INSTRUÇÕES DA TAREFA - Segundo a entrevista sobre o setor aeroespacial, qual é o valor do edital do satélite publicado pela FINEP?

Fomento ao desenvolvimento tecnológico do setor aeroespacial

Entrevista publicada pela Revista Tecnologia & Defesa - Ano 39 - Nº 167 - Setembro de 2022

A indústria aeroespacial brasileira vive um momento decisivo com relação ao seu futuro. O presidente da Associação das Indústrias Aeroespaciais do Brasil (AIAB), Julio Shidara, conversou com Tecnologia & Defesa para expor os desafios enfrentados pelo segmento.
“Em setores de elevado conteúdo tecnológico como o aeroespacial, a inovação intensa e contínua é o combustível que proporcionará alcançar patamares cada vez mais elevados de competitividade em escala global, sem o qual existe um sério risco de sucumbência da indústria nacional no longo prazo” declarou Shidara.
Uma das propostas apresentadas pela indústria aos presidenciáveis nas eleições de 2022, no evento promovido pela Confederação Nacional da Indústria (CNI), em Brasília (DF), no dia 29 de junho, sob o título Inovação – Motor do Crescimento, destaca as razões pelas quais o País deve passar a priorizar investimentos para fomentar a inovação tecnológica.
Na entrevista o presidente da AIAB traçou um panorama desse estratégico setor, no Brasil e no mundo.

Tecnologia & Defesa - O sr. está entre aqueles que acreditam que o Programa Espacial Brasileiro está vivendo uma fase de renascimento? Caso positivo, pode mencionar alguns exemplos?
Julio Shidara - Sou um dos que manifestam a convicção de que estamos vivendo momentos que representarão um divisor de águas na história do PEB (Programa Espacial Brasileiro). A recente aprovação da Lei Complementar 177/2021, que impede o contingenciamento de recursos do Fundo Nacional de Desenvolvimento Científico e Tecnológico (FNDCT), cria uma verdadeira janela de oportunidades em prol do desenvolvimento científico e tecnológico no Brasil, e não apenas para o setor aeroespacial. Serão mais de R$ 10 bilhões/ano, entre recursos reembolsáveis e não reembolsáveis, para fomentar a inovação tecnológica no Brasil, com previsibilidade e que, em última análise, promoverão o desenvolvimento socioeconômico no país. Nesse cenário, o Conselho Diretor do FNDCT, com visão clara de futuro e muita coragem, aprovou, em março deste ano, cartas-propostas de subvenção econômica para a indústria brasileira, para desenvolvimento de um satélite ótico de pequeno porte e de um lançador de nanossatélites, rompendo o paradigma da pulverização de recursos de fomento à inovação tecnológica no setor espacial. O edital do satélite, no valor de R$ 220 milhões, foi publicado no dia 29/06/22 pela FINEP, e o edital do lançador foi divulgado em agosto. A indústria espacial brasileira terá a chance de ouro para demonstrar sua capacidade em desenvolver e entregar resultados à sociedade brasileira que atendam às suas necessidades.

(Registros de uma coleta de dados)
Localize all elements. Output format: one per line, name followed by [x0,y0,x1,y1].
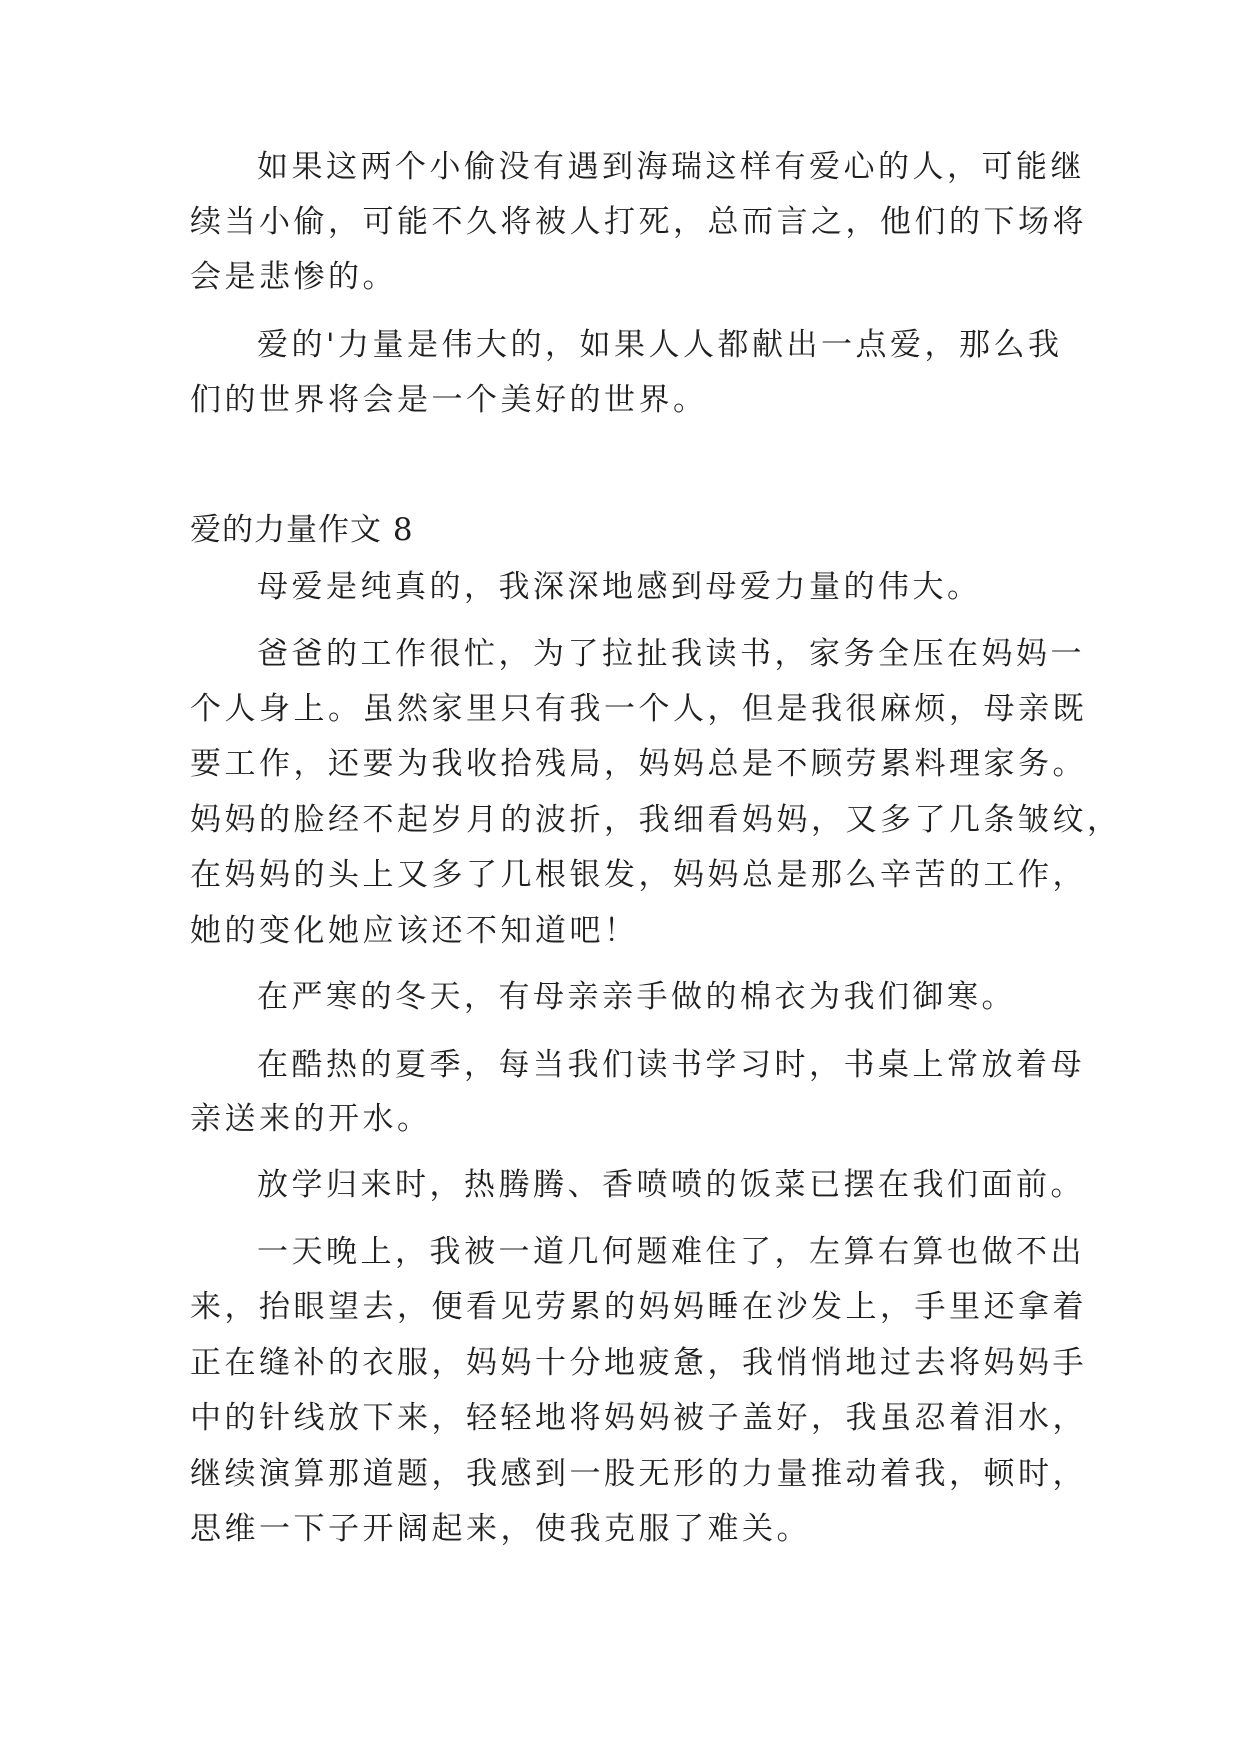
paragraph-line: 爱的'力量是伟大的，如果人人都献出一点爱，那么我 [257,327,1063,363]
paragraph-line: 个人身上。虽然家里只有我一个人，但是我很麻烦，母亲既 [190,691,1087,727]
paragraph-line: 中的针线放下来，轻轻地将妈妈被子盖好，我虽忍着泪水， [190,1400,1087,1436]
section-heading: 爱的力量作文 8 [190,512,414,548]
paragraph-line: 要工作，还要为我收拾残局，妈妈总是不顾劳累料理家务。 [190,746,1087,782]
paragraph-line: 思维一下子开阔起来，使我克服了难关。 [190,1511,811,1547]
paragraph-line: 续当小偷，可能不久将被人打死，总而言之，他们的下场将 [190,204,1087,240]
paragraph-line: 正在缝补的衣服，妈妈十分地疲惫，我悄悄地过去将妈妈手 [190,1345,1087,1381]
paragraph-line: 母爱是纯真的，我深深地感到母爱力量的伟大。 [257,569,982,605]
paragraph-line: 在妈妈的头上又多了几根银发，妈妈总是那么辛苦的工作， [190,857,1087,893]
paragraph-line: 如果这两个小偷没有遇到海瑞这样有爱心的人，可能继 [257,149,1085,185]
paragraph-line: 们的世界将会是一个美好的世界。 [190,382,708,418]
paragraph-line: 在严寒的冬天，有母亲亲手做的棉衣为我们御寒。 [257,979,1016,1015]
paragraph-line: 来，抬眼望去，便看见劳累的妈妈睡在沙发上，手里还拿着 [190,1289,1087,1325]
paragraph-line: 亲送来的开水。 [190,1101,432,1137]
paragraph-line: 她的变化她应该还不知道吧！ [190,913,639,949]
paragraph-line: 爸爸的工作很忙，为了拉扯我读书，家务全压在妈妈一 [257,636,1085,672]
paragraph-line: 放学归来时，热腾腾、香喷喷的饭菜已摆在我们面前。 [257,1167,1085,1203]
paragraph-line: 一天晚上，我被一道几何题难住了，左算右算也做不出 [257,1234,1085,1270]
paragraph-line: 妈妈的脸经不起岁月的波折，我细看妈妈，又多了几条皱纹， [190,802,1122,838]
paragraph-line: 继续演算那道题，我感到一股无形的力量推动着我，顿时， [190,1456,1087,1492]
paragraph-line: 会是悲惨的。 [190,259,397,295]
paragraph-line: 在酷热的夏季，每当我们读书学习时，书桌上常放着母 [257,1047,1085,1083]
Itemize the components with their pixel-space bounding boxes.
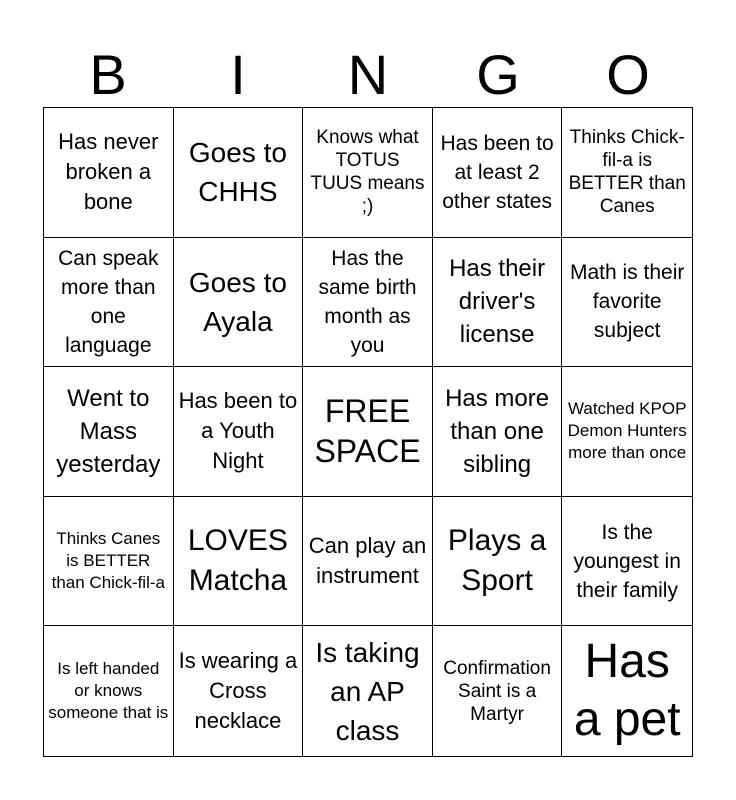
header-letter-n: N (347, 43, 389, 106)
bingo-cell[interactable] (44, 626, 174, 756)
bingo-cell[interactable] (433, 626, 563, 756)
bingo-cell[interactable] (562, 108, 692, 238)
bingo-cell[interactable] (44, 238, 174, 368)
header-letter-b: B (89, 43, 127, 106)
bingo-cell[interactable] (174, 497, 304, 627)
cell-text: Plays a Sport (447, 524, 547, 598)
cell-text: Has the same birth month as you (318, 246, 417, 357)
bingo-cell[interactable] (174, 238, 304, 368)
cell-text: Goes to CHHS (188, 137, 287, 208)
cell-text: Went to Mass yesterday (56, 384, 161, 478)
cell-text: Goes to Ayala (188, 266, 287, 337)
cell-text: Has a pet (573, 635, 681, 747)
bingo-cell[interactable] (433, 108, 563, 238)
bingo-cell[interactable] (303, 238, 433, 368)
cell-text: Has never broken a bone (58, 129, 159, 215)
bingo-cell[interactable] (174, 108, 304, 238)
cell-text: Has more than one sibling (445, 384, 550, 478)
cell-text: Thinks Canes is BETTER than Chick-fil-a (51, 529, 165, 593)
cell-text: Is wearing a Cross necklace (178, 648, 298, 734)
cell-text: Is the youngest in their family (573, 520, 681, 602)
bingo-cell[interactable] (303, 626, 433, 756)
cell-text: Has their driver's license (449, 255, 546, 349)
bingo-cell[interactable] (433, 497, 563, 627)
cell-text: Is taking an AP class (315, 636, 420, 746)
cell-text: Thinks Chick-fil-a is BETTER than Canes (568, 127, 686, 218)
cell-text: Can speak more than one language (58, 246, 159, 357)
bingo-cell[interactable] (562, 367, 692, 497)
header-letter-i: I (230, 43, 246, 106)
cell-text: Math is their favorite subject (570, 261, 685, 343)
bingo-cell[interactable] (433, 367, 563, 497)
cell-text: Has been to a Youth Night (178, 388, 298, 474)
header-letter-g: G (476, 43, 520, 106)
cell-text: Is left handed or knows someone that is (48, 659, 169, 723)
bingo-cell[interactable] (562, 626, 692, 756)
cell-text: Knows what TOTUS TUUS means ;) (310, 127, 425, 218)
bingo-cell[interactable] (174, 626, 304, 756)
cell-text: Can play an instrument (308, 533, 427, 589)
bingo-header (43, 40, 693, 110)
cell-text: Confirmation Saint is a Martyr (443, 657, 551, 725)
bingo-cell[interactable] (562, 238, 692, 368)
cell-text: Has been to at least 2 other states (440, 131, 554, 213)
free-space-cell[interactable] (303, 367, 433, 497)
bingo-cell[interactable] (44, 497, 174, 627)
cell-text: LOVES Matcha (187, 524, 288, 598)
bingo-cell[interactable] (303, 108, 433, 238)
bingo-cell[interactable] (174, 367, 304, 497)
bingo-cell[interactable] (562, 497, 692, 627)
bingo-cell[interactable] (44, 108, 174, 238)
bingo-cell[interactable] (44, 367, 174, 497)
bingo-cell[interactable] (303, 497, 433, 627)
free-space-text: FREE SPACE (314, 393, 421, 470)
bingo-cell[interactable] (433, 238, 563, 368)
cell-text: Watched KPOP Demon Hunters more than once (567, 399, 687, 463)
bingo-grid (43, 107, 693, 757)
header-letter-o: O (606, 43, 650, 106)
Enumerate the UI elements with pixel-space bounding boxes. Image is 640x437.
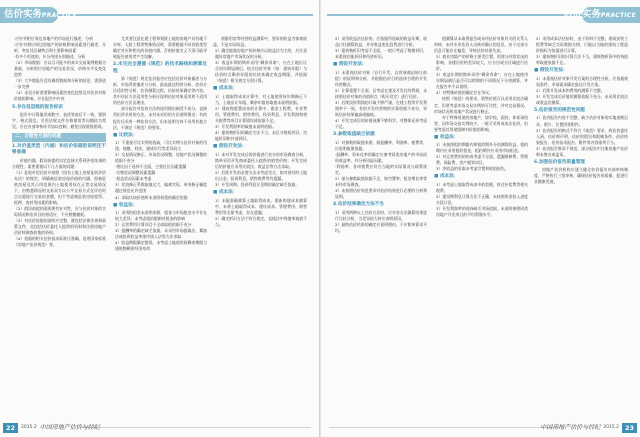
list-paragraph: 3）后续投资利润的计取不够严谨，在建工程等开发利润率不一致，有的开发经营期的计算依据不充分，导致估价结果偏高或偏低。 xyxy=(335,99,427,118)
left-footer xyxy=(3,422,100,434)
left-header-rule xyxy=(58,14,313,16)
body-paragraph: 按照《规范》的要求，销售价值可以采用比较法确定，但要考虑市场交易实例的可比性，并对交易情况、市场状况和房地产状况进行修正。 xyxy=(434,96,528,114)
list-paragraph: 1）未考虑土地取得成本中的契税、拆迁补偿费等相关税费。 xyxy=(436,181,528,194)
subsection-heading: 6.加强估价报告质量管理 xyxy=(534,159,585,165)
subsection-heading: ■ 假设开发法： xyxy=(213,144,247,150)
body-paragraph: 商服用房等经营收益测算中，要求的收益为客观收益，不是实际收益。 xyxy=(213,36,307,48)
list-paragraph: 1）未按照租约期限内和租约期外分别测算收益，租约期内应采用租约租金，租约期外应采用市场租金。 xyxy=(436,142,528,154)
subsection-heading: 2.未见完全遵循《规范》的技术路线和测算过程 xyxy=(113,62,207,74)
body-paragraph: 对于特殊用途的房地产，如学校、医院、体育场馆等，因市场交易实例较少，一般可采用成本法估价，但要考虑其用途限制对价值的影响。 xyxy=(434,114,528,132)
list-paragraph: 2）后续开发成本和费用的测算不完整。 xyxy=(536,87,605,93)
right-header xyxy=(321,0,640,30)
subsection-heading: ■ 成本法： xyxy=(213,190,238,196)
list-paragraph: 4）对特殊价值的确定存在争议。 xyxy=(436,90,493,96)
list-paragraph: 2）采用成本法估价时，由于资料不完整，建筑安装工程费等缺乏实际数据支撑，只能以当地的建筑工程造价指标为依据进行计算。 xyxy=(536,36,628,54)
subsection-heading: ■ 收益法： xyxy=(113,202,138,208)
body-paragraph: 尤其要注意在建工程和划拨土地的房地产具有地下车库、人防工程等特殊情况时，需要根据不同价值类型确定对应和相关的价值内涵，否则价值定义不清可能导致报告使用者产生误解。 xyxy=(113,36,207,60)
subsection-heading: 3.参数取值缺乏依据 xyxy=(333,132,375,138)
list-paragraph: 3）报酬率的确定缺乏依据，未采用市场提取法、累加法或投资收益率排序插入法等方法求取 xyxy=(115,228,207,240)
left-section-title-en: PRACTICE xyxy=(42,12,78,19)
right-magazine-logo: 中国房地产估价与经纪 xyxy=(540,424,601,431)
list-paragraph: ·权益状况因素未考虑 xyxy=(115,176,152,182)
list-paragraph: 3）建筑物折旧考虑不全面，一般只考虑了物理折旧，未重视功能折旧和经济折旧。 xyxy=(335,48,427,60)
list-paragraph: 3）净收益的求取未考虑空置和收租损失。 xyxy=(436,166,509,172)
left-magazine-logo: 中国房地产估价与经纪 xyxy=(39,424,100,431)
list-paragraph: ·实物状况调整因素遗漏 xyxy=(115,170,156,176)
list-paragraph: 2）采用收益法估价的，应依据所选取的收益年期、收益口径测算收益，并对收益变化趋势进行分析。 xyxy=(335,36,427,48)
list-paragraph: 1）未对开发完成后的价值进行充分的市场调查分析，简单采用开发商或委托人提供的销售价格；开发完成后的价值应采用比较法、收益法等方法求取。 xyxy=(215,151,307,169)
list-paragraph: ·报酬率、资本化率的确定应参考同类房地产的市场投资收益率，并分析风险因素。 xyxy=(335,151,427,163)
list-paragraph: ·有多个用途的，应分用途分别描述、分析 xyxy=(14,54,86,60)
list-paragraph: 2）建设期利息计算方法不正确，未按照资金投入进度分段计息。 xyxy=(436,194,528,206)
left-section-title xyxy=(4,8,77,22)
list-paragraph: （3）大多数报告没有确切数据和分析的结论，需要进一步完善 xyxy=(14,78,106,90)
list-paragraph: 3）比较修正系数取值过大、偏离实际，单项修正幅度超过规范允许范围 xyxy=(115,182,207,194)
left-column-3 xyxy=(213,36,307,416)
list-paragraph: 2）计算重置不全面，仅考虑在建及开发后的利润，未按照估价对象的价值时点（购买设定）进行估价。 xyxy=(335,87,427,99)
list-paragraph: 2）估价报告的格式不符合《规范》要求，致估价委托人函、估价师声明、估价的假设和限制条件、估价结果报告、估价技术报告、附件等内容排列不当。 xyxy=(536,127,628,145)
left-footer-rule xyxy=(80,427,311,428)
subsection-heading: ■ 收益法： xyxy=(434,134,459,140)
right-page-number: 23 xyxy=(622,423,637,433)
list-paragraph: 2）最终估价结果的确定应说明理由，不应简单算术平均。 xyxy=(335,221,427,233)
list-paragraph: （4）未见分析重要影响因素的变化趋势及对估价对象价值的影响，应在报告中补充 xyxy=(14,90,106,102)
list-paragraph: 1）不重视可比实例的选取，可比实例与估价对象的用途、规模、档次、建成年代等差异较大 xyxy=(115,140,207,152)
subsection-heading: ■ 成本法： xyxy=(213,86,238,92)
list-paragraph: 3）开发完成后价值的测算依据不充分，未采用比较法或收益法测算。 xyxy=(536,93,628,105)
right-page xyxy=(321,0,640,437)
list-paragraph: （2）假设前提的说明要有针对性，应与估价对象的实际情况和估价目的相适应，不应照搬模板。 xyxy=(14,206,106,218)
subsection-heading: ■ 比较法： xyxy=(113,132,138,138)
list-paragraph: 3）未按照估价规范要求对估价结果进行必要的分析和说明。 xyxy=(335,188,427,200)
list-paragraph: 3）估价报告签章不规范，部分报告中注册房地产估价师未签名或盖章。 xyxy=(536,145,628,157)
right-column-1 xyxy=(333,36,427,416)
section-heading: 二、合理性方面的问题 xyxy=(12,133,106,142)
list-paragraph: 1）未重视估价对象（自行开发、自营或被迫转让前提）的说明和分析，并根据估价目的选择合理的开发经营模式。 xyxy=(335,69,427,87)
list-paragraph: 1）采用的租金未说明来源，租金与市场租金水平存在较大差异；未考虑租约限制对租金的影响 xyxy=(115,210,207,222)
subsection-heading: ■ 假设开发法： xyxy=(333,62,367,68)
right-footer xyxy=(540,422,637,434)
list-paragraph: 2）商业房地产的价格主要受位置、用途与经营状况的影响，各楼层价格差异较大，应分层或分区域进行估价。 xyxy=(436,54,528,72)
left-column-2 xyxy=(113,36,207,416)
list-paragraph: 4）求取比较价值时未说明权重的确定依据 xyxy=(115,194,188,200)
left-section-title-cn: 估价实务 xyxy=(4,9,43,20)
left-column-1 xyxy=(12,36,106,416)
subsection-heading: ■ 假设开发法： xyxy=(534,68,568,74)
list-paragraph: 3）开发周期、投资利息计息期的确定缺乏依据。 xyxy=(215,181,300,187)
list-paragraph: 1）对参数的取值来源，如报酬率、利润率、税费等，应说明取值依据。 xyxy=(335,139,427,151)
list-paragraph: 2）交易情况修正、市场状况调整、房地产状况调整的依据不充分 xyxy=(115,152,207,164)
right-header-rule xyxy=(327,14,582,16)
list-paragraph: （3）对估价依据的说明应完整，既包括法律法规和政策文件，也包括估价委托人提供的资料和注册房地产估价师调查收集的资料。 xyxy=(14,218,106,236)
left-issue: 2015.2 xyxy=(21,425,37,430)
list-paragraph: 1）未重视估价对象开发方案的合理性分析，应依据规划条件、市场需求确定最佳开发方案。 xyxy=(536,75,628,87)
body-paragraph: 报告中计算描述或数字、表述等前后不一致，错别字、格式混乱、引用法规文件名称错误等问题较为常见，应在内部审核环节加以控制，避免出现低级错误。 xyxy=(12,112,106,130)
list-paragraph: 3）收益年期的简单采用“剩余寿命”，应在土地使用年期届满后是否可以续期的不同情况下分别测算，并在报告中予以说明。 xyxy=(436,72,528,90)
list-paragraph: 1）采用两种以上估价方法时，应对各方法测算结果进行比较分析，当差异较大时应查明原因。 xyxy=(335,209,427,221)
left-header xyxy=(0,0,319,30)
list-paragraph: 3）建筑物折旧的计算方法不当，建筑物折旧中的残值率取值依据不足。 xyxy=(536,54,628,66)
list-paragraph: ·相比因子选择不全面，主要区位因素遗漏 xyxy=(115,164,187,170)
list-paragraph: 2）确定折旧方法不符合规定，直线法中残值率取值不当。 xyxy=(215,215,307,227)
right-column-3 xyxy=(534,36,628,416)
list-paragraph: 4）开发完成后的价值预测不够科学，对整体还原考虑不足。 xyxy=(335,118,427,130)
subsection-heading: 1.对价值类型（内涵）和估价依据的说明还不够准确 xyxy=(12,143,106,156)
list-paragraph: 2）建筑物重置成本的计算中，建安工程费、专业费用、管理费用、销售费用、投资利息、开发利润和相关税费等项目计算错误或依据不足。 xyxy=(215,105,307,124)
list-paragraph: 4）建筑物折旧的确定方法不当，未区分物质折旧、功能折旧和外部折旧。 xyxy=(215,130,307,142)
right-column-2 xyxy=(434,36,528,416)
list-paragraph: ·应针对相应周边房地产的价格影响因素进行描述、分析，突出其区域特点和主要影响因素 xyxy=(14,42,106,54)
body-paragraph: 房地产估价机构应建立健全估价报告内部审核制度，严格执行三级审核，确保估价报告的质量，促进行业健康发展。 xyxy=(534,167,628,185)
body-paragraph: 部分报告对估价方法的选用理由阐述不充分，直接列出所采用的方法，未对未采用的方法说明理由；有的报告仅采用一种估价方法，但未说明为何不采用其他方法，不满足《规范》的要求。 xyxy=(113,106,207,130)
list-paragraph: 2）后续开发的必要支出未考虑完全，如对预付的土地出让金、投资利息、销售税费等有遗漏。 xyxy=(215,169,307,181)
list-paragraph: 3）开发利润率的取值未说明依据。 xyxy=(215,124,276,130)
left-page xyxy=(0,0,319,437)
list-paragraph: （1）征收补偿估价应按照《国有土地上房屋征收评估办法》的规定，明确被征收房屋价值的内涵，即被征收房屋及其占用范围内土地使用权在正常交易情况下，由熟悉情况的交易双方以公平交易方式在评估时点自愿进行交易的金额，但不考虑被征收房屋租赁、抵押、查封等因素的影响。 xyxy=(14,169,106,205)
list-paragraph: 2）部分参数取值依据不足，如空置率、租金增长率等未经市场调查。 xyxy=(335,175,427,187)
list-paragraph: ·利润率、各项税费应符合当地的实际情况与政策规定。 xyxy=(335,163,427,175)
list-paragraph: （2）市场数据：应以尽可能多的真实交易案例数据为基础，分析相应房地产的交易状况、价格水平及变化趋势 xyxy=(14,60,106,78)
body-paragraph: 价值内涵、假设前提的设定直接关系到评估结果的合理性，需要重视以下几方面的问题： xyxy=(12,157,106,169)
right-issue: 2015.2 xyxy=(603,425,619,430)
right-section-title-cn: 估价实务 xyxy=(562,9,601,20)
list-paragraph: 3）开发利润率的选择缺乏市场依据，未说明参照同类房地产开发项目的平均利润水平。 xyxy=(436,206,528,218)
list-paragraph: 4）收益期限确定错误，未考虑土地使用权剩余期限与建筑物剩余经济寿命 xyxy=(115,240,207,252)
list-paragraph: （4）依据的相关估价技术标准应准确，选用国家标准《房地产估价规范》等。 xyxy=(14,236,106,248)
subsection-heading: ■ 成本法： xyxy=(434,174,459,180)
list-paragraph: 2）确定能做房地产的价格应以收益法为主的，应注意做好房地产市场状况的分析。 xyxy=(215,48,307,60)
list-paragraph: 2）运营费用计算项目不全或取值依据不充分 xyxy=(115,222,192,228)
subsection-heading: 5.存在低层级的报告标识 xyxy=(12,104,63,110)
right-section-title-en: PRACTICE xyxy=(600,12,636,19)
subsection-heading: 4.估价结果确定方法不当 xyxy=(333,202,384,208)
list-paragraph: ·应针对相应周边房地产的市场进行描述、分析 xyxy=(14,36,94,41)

RESPOSTA CORRETA - R$ 220 milhões.